━━━━━ TEXTO BASE ━━━━━

París intenta recuperar su ritmo normal, pero la guerra se cuela en cada esquina
De los centros comerciales a los medios de transporte, las medidas de seguridad alteran la rutina de la gente; la paranoia todavía no se diluye
PARÍS.– La guerra se cuela en las pequeñas cosas. Tener que pasar un cacheo de armas para entrar en las Galerías Lafayette del bulevar Haussmann. Sorprenderse encerrado bajo tierra en la estación Opéra porque un comando militar decide bloquear todas las salidas durante 15 minutos en hora pico. Un control de documentos arriba de un tren. Que cierren la torre Eiffel de improviso cuando había dos cuadras de cola para subir.
Es la vida cotidiana en París superados los tres días de duelo por la masacre terrorista que conmociona al mundo. La ciudad retomó ayer su ritmo frenético. El trabajo. Los cafés llenos. La apariencia de normalidad, aunque incapaz de ocultar el miedo que se expresa en las miradas furtivas entre desconocidos.

━━━━━ CONJUNTO DE DATOS ━━━━━

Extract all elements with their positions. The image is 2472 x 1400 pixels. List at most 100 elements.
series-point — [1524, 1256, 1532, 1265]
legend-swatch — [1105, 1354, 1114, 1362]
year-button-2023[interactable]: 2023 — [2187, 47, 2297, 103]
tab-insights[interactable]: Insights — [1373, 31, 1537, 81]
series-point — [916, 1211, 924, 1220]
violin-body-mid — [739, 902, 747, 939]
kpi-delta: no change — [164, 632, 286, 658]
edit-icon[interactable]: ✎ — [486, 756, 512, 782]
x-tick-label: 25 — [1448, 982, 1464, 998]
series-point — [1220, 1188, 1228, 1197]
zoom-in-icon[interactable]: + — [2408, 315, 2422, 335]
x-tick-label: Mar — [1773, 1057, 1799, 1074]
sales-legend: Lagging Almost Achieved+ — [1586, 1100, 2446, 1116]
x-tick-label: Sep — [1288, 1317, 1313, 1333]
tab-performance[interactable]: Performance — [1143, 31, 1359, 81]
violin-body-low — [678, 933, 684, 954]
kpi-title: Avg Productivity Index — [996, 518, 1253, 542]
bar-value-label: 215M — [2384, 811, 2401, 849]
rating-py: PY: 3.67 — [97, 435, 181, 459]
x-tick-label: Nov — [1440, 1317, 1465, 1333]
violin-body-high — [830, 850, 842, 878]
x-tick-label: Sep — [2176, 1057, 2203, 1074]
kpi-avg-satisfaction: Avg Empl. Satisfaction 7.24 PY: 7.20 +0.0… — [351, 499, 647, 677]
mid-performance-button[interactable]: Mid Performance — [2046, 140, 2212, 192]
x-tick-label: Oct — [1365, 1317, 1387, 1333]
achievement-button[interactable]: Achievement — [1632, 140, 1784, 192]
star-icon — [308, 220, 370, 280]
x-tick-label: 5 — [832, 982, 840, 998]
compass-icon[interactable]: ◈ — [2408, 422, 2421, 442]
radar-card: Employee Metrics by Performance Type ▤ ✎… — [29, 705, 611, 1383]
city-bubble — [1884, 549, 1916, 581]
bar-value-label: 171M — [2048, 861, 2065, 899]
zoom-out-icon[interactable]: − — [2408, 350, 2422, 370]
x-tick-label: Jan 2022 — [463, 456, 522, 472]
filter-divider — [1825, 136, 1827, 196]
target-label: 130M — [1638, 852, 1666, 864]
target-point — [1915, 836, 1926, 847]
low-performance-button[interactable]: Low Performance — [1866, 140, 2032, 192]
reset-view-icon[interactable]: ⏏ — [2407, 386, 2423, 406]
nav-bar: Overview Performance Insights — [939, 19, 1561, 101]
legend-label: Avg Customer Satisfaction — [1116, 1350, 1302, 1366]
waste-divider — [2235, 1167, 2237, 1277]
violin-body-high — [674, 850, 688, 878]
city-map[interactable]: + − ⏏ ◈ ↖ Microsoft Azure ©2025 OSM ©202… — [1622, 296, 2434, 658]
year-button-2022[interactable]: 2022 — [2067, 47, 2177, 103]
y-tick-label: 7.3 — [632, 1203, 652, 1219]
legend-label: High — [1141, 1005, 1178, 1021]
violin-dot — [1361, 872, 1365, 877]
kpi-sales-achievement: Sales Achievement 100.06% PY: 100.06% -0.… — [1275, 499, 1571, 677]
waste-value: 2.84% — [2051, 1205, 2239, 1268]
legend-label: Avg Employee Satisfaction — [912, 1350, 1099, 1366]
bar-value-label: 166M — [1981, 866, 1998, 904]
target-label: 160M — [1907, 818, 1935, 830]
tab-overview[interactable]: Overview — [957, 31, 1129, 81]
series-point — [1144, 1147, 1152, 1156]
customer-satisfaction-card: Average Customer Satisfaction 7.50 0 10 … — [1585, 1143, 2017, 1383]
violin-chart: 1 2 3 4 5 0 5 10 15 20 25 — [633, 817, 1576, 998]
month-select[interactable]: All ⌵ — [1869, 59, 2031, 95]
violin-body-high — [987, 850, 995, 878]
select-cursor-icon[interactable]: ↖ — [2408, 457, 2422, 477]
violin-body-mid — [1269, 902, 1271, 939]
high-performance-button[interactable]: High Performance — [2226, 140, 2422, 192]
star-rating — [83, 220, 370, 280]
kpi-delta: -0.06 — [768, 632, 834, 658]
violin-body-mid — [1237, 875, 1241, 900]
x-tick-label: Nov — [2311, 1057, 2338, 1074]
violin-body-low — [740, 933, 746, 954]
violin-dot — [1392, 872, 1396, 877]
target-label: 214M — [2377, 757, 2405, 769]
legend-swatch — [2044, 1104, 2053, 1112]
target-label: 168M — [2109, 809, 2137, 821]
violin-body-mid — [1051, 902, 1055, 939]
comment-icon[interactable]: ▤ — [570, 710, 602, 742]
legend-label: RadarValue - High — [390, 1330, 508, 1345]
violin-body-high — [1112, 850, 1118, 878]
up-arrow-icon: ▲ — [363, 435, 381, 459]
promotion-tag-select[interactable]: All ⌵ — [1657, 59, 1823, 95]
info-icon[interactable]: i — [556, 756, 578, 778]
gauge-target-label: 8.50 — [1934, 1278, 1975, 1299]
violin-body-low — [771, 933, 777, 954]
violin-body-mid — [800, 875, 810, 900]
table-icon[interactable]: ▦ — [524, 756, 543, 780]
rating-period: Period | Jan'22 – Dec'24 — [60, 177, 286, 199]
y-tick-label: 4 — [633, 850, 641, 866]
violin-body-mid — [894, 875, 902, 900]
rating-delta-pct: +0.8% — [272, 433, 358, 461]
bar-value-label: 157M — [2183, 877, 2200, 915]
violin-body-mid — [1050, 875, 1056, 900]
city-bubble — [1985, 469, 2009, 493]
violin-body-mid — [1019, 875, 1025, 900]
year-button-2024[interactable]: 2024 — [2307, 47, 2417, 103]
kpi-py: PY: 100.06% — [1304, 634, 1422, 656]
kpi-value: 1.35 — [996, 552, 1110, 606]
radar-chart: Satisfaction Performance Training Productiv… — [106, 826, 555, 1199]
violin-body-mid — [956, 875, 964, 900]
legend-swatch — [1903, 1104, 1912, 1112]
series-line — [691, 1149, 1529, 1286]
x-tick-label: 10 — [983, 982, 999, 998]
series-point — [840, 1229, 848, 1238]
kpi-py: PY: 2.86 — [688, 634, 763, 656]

━━━━━

CONSIGNA: Transcribe sin cambios el fragmento del texto sobre París que comienza en "Es la vida cotidiana" y termina en "furtivas entre desconocidos.".

RESULTADO:
Es la vida cotidiana en París superados los tres días de duelo por la masacre terrorista que conmociona al mundo. La ciudad retomó ayer su ritmo frenético. El trabajo. Los cafés llenos. La apariencia de normalidad, aunque incapaz de ocultar el miedo que se expresa en las miradas furtivas entre desconocidos.